#### [FRAGMENTO PARA LEER]
Impresa profundamente esta máxima en mí alma y, aunque un poco tarde, puesta en práctica en la conducta, es una de las que me han hecho aparecer en público, y, sobre todo, al os ojos de mis conocidos, como extravagante y loco. Me han imputado querer ser original y obrar de modo distinto de los demás, cuando, en verdad, no pensaba en hacer lo que los otros, ni tampoco lo contrario. Deseaba sinceramente hacer lo que estuviese bien. Con todas mis fuerzas huía de cualquier situación en que mi interés estuviese en oposición con el de otra persona, y, por consecuencia, pudiese sentir un deseo secreto, aunque involuntario, del mal de esta persona.
Hace dos años que milord Marechal quiso favorecerme en su testamento, a lo que me opuse con todas mis fuerzas. Hícele observar que por nada del mundo quisiera saber que estaba incluido en el testamento de quien quiera que fuese, y mucho menos en el suyo, y cedió a mis instancias. Ahora quiere señalarme una pensión vitalicia, a lo que no me opongo. Se dirá que me conviene el cambio: puede ser; pero, ¡oh, bienhechor y padre mío!, si tengo la desgracia de sobreviviros, sé que al perderos lo pierdo todo y nada podré ganar.
Ésta es, a mi entender, la buena filosofía, la única verdaderamente conforme con el corazón humano. Cada día me convenzo más de su solidez, y la he desarrollado de mil modos en todos mis últimos escritos; pero el público, que es frívolo, no ha sabido reconocerla. Si sobrevivo al fin de este trabajo lo bastante para emprender otro, me propongo ofrecer en la continuación del Emilio un ejemplo tan notable y bello de esta misma máxima, que el lector se ve obligado a fijar su atención en ella.

#### [LISTADO MOSTRADO]
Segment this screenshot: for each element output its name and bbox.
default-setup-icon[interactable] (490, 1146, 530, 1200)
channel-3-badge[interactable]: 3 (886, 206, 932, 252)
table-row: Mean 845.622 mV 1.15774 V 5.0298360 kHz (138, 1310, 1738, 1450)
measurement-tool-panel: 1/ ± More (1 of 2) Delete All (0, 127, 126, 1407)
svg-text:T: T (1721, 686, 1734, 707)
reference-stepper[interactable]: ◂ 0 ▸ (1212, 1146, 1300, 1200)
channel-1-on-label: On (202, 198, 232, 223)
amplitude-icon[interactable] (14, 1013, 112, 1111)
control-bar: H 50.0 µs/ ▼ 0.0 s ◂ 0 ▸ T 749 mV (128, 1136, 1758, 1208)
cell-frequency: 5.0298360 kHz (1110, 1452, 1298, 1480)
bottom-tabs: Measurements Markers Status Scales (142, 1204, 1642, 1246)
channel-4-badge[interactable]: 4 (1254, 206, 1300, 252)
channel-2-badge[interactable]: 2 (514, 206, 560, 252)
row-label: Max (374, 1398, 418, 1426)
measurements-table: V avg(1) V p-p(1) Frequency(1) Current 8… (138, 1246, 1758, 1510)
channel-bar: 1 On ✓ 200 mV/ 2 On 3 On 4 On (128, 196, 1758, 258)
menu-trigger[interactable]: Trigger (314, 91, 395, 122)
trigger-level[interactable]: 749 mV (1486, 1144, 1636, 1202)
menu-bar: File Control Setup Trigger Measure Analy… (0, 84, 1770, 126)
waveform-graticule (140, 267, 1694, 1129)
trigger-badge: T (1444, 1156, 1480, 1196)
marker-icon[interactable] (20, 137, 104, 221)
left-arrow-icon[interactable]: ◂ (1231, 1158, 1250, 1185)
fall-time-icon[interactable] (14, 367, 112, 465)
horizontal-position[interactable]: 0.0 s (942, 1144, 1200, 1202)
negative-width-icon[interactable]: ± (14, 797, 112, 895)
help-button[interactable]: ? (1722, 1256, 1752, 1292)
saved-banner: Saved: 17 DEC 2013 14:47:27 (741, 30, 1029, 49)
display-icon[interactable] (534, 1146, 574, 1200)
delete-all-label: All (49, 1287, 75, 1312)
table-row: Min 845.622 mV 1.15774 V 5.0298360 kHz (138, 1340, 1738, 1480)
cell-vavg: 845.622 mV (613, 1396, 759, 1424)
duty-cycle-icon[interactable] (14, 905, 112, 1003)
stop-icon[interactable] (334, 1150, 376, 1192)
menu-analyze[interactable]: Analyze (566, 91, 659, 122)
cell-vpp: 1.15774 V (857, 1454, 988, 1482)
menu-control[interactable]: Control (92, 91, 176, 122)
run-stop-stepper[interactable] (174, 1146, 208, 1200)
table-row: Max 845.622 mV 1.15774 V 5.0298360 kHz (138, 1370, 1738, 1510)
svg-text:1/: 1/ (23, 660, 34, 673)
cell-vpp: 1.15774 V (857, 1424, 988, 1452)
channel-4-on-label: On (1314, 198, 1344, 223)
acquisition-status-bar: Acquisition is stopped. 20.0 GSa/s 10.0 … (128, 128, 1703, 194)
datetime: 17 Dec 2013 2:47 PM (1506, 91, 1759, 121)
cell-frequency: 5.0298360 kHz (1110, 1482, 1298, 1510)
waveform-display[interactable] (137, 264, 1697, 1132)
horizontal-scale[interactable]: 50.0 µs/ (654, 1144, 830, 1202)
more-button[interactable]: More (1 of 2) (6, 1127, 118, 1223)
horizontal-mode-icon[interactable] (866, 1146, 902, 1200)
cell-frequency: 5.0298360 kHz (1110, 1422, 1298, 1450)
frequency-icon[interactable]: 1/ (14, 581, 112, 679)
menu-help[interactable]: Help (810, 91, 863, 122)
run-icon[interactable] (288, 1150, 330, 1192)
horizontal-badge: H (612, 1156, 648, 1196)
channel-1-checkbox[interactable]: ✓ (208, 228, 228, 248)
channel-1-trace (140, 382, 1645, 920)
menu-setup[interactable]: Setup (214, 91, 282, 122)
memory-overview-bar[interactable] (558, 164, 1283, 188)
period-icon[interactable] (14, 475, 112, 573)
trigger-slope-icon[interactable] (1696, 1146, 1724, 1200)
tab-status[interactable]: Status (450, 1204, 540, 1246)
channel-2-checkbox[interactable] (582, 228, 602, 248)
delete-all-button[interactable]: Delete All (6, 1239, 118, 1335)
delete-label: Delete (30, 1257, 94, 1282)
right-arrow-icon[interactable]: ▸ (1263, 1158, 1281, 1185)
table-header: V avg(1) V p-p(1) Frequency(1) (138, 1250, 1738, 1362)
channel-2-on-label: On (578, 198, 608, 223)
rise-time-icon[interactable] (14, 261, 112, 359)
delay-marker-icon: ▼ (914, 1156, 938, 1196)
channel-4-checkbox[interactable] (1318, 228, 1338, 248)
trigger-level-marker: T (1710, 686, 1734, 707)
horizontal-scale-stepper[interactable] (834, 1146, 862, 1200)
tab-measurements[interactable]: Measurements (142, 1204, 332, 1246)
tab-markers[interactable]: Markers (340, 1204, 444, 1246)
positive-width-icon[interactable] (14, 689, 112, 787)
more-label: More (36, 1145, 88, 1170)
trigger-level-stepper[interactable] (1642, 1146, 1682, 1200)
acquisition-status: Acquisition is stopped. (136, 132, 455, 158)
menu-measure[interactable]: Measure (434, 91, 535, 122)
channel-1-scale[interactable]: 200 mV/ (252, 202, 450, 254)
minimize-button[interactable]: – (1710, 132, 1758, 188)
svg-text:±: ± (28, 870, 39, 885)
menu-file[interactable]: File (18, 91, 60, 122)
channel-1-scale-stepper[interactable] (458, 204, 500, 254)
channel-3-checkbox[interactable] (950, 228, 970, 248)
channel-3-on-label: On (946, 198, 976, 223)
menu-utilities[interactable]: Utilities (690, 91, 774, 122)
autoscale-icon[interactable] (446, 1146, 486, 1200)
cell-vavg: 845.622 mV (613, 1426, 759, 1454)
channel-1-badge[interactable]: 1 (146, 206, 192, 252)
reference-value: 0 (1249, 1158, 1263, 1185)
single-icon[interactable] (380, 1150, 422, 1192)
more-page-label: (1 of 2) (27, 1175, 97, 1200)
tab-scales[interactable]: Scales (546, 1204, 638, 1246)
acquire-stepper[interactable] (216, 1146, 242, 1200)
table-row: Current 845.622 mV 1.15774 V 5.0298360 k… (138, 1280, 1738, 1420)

#### [TAREA A REALIZAR]
Devuelve, copiado al pie de la letra, el pasaje del fragmento que va de "Hace dos años" a "nada podré ganar.". El listado no tiene relación con el fragmento.

#### [RESULTADO DE LA TAREA]
Hace dos años que milord Marechal quiso favorecerme en su testamento, a lo que me opuse con todas mis fuerzas. Hícele observar que por nada del mundo quisiera saber que estaba incluido en el testamento de quien quiera que fuese, y mucho menos en el suyo, y cedió a mis instancias. Ahora quiere señalarme una pensión vitalicia, a lo que no me opongo. Se dirá que me conviene el cambio: puede ser; pero, ¡oh, bienhechor y padre mío!, si tengo la desgracia de sobreviviros, sé que al perderos lo pierdo todo y nada podré ganar.